▸ REQUEST
Scan the data below for the string "ordine". Show every line where it turns up.

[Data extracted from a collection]
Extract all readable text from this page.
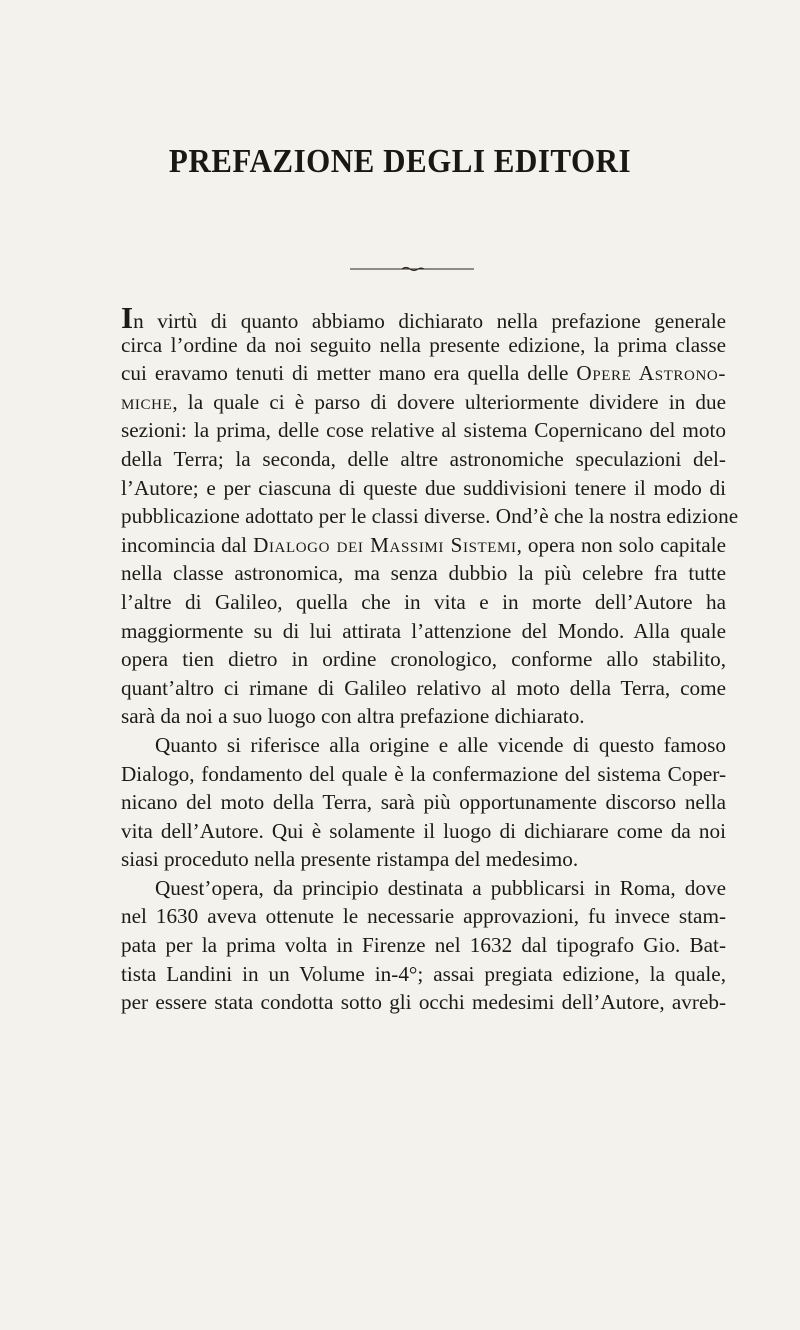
PREFAZIONE DEGLI EDITORI
In virtù di quanto abbiamo dichiarato nella prefazione generale
circa l’ordine da noi seguito nella presente edizione, la prima classe
cui eravamo tenuti di metter mano era quella delle Opere Astrono-
miche, la quale ci è parso di dovere ulteriormente dividere in due
sezioni: la prima, delle cose relative al sistema Copernicano del moto
della Terra; la seconda, delle altre astronomiche speculazioni del-
l’Autore; e per ciascuna di queste due suddivisioni tenere il modo di
pubblicazione adottato per le classi diverse. Ond’è che la nostra edizione
incomincia dal Dialogo dei Massimi Sistemi, opera non solo capitale
nella classe astronomica, ma senza dubbio la più celebre fra tutte
l’altre di Galileo, quella che in vita e in morte dell’Autore ha
maggiormente su di lui attirata l’attenzione del Mondo. Alla quale
opera tien dietro in ordine cronologico, conforme allo stabilito,
quant’altro ci rimane di Galileo relativo al moto della Terra, come
sarà da noi a suo luogo con altra prefazione dichiarato.
Quanto si riferisce alla origine e alle vicende di questo famoso
Dialogo, fondamento del quale è la confermazione del sistema Coper-
nicano del moto della Terra, sarà più opportunamente discorso nella
vita dell’Autore. Qui è solamente il luogo di dichiarare come da noi
siasi proceduto nella presente ristampa del medesimo.
Quest’opera, da principio destinata a pubblicarsi in Roma, dove
nel 1630 aveva ottenute le necessarie approvazioni, fu invece stam-
pata per la prima volta in Firenze nel 1632 dal tipografo Gio. Bat-
tista Landini in un Volume in-4°; assai pregiata edizione, la quale,
per essere stata condotta sotto gli occhi medesimi dell’Autore, avreb-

▸ EXERCISE OUTPUT
circa l’ordine da noi seguito nella presente edizione, la prima classe
opera tien dietro in ordine cronologico, conforme allo stabilito,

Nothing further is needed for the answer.